— START INFORMATION GIVEN —

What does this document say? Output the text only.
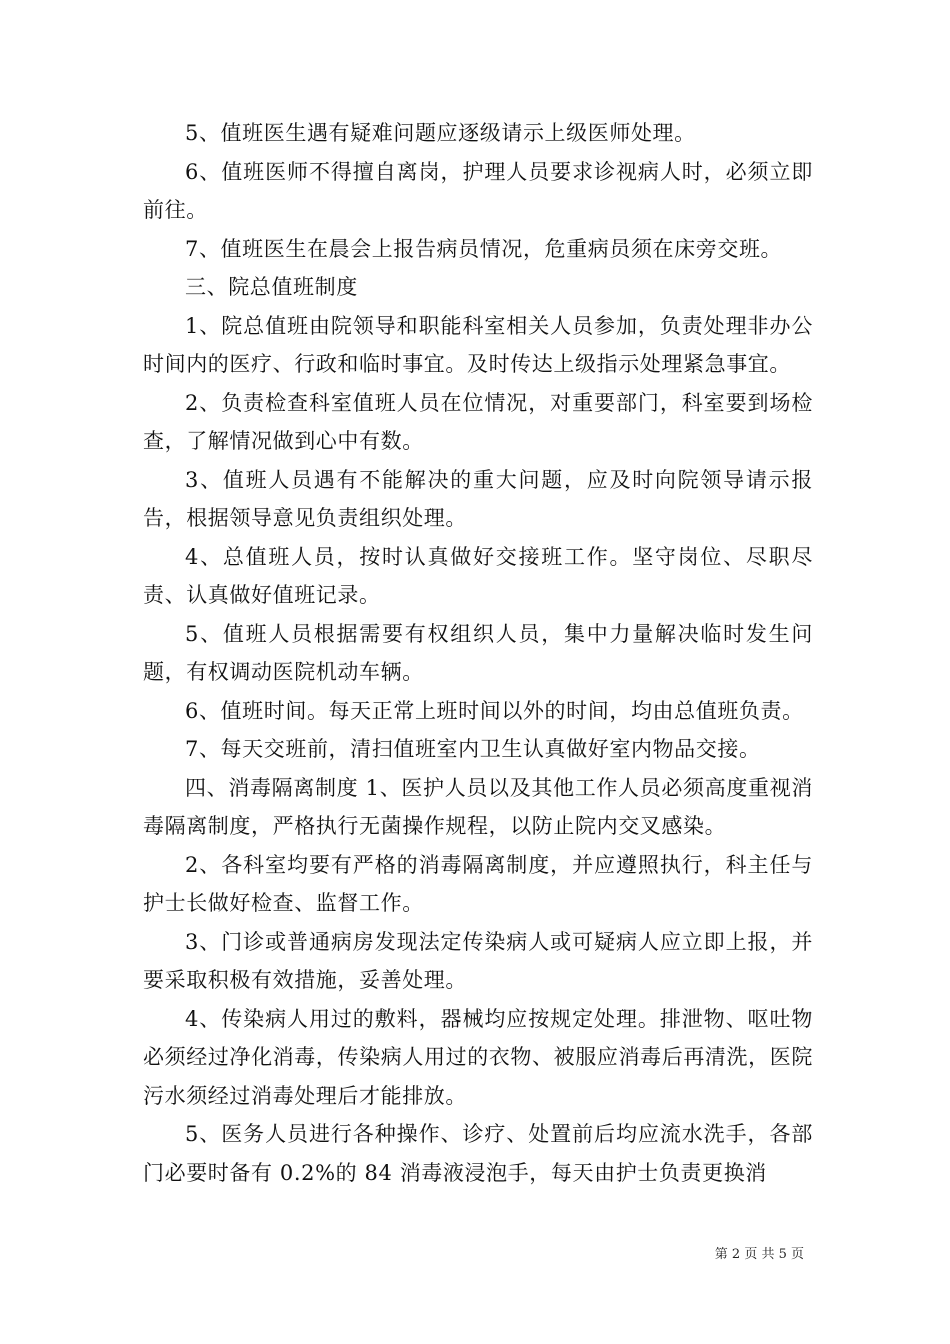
5、值班医生遇有疑难问题应逐级请示上级医师处理。

6、值班医师不得擅自离岗，护理人员要求诊视病人时，必须立即前往。

7、值班医生在晨会上报告病员情况，危重病员须在床旁交班。

三、院总值班制度

1、院总值班由院领导和职能科室相关人员参加，负责处理非办公时间内的医疗、行政和临时事宜。及时传达上级指示处理紧急事宜。

2、负责检查科室值班人员在位情况，对重要部门，科室要到场检查，了解情况做到心中有数。

3、值班人员遇有不能解决的重大问题，应及时向院领导请示报告，根据领导意见负责组织处理。

4、总值班人员，按时认真做好交接班工作。坚守岗位、尽职尽责、认真做好值班记录。

5、值班人员根据需要有权组织人员，集中力量解决临时发生问题，有权调动医院机动车辆。

6、值班时间。每天正常上班时间以外的时间，均由总值班负责。

7、每天交班前，清扫值班室内卫生认真做好室内物品交接。

四、消毒隔离制度 1、医护人员以及其他工作人员必须高度重视消毒隔离制度，严格执行无菌操作规程，以防止院内交叉感染。

2、各科室均要有严格的消毒隔离制度，并应遵照执行，科主任与护士长做好检查、监督工作。

3、门诊或普通病房发现法定传染病人或可疑病人应立即上报，并要采取积极有效措施，妥善处理。

4、传染病人用过的敷料，器械均应按规定处理。排泄物、呕吐物必须经过净化消毒，传染病人用过的衣物、被服应消毒后再清洗，医院污水须经过消毒处理后才能排放。

5、医务人员进行各种操作、诊疗、处置前后均应流水洗手，各部门必要时备有 0.2%的 84 消毒液浸泡手，每天由护士负责更换消

第 2 页 共 5 页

— END INFORMATION GIVEN —

_WHAT TO DO_. With the pictures left out, transcribe the material exactly.

_COMPLETE RESPONSE_.
What does this document say? Output the text only.
5、值班医生遇有疑难问题应逐级请示上级医师处理。

6、值班医师不得擅自离岗，护理人员要求诊视病人时，必须立即前往。

7、值班医生在晨会上报告病员情况，危重病员须在床旁交班。

三、院总值班制度

1、院总值班由院领导和职能科室相关人员参加，负责处理非办公时间内的医疗、行政和临时事宜。及时传达上级指示处理紧急事宜。

2、负责检查科室值班人员在位情况，对重要部门，科室要到场检查，了解情况做到心中有数。

3、值班人员遇有不能解决的重大问题，应及时向院领导请示报告，根据领导意见负责组织处理。

4、总值班人员，按时认真做好交接班工作。坚守岗位、尽职尽责、认真做好值班记录。

5、值班人员根据需要有权组织人员，集中力量解决临时发生问题，有权调动医院机动车辆。

6、值班时间。每天正常上班时间以外的时间，均由总值班负责。

7、每天交班前，清扫值班室内卫生认真做好室内物品交接。

四、消毒隔离制度 1、医护人员以及其他工作人员必须高度重视消毒隔离制度，严格执行无菌操作规程，以防止院内交叉感染。

2、各科室均要有严格的消毒隔离制度，并应遵照执行，科主任与护士长做好检查、监督工作。

3、门诊或普通病房发现法定传染病人或可疑病人应立即上报，并要采取积极有效措施，妥善处理。

4、传染病人用过的敷料，器械均应按规定处理。排泄物、呕吐物必须经过净化消毒，传染病人用过的衣物、被服应消毒后再清洗，医院污水须经过消毒处理后才能排放。

5、医务人员进行各种操作、诊疗、处置前后均应流水洗手，各部门必要时备有 0.2%的 84 消毒液浸泡手，每天由护士负责更换消

第 2 页 共 5 页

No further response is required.